** start of Data records **

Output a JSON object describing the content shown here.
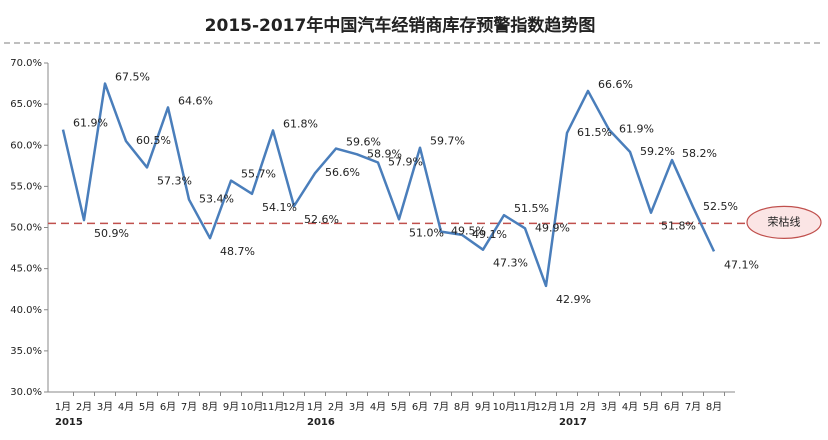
{
  "chart_data": {
    "type": "line",
    "title": "2015-2017年中国汽车经销商库存预警指数趋势图",
    "categories": [
      "1月",
      "2月",
      "3月",
      "4月",
      "5月",
      "6月",
      "7月",
      "8月",
      "9月",
      "10月",
      "11月",
      "12月",
      "1月",
      "2月",
      "3月",
      "4月",
      "5月",
      "6月",
      "7月",
      "8月",
      "9月",
      "10月",
      "11月",
      "12月",
      "1月",
      "2月",
      "3月",
      "4月",
      "5月",
      "6月",
      "7月",
      "8月"
    ],
    "year_categories": [
      "2015",
      null,
      null,
      null,
      null,
      null,
      null,
      null,
      null,
      null,
      null,
      null,
      "2016",
      null,
      null,
      null,
      null,
      null,
      null,
      null,
      null,
      null,
      null,
      null,
      "2017",
      null,
      null,
      null,
      null,
      null,
      null,
      null
    ],
    "series": [
      {
        "name": "库存预警指数",
        "color": "#4a7ebb",
        "values": [
          61.9,
          50.9,
          67.5,
          60.5,
          57.3,
          64.6,
          53.4,
          48.7,
          55.7,
          54.1,
          61.8,
          52.6,
          56.6,
          59.6,
          58.9,
          57.9,
          51.0,
          59.7,
          49.5,
          49.1,
          47.3,
          51.5,
          49.9,
          42.9,
          61.5,
          66.6,
          61.9,
          59.2,
          51.8,
          58.2,
          52.5,
          47.1
        ],
        "value_labels": [
          "61.9%",
          "50.9%",
          "67.5%",
          "60.5%",
          "57.3%",
          "64.6%",
          "53.4%",
          "48.7%",
          "55.7%",
          "54.1%",
          "61.8%",
          "52.6%",
          "56.6%",
          "59.6%",
          "58.9%",
          "57.9%",
          "51.0%",
          "59.7%",
          "49.5%",
          "49.1%",
          "47.3%",
          "51.5%",
          "49.9%",
          "42.9%",
          "61.5%",
          "66.6%",
          "61.9%",
          "59.2%",
          "51.8%",
          "58.2%",
          "52.5%",
          "47.1%"
        ]
      }
    ],
    "ylim": [
      30,
      70
    ],
    "yticks": [
      {
        "value": 30,
        "label": "30.0%"
      },
      {
        "value": 35,
        "label": "35.0%"
      },
      {
        "value": 40,
        "label": "40.0%"
      },
      {
        "value": 45,
        "label": "45.0%"
      },
      {
        "value": 50,
        "label": "50.0%"
      },
      {
        "value": 55,
        "label": "55.0%"
      },
      {
        "value": 60,
        "label": "60.0%"
      },
      {
        "value": 65,
        "label": "65.0%"
      },
      {
        "value": 70,
        "label": "70.0%"
      }
    ],
    "reference_line": {
      "label": "荣枯线",
      "value": 50.5,
      "color": "#c0504d"
    }
  }
}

** end of Data records **

_Task instructions_
Quote the full listing above word for word; exclude every picture from the copy.

_Worked solution_
Output a JSON object describing the content shown here.
{
  "chart_data": {
    "type": "line",
    "title": "2015-2017年中国汽车经销商库存预警指数趋势图",
    "categories": [
      "1月",
      "2月",
      "3月",
      "4月",
      "5月",
      "6月",
      "7月",
      "8月",
      "9月",
      "10月",
      "11月",
      "12月",
      "1月",
      "2月",
      "3月",
      "4月",
      "5月",
      "6月",
      "7月",
      "8月",
      "9月",
      "10月",
      "11月",
      "12月",
      "1月",
      "2月",
      "3月",
      "4月",
      "5月",
      "6月",
      "7月",
      "8月"
    ],
    "year_categories": [
      "2015",
      null,
      null,
      null,
      null,
      null,
      null,
      null,
      null,
      null,
      null,
      null,
      "2016",
      null,
      null,
      null,
      null,
      null,
      null,
      null,
      null,
      null,
      null,
      null,
      "2017",
      null,
      null,
      null,
      null,
      null,
      null,
      null
    ],
    "series": [
      {
        "name": "库存预警指数",
        "color": "#4a7ebb",
        "values": [
          61.9,
          50.9,
          67.5,
          60.5,
          57.3,
          64.6,
          53.4,
          48.7,
          55.7,
          54.1,
          61.8,
          52.6,
          56.6,
          59.6,
          58.9,
          57.9,
          51.0,
          59.7,
          49.5,
          49.1,
          47.3,
          51.5,
          49.9,
          42.9,
          61.5,
          66.6,
          61.9,
          59.2,
          51.8,
          58.2,
          52.5,
          47.1
        ],
        "value_labels": [
          "61.9%",
          "50.9%",
          "67.5%",
          "60.5%",
          "57.3%",
          "64.6%",
          "53.4%",
          "48.7%",
          "55.7%",
          "54.1%",
          "61.8%",
          "52.6%",
          "56.6%",
          "59.6%",
          "58.9%",
          "57.9%",
          "51.0%",
          "59.7%",
          "49.5%",
          "49.1%",
          "47.3%",
          "51.5%",
          "49.9%",
          "42.9%",
          "61.5%",
          "66.6%",
          "61.9%",
          "59.2%",
          "51.8%",
          "58.2%",
          "52.5%",
          "47.1%"
        ]
      }
    ],
    "ylim": [
      30,
      70
    ],
    "yticks": [
      {
        "value": 30,
        "label": "30.0%"
      },
      {
        "value": 35,
        "label": "35.0%"
      },
      {
        "value": 40,
        "label": "40.0%"
      },
      {
        "value": 45,
        "label": "45.0%"
      },
      {
        "value": 50,
        "label": "50.0%"
      },
      {
        "value": 55,
        "label": "55.0%"
      },
      {
        "value": 60,
        "label": "60.0%"
      },
      {
        "value": 65,
        "label": "65.0%"
      },
      {
        "value": 70,
        "label": "70.0%"
      }
    ],
    "reference_line": {
      "label": "荣枯线",
      "value": 50.5,
      "color": "#c0504d"
    }
  }
}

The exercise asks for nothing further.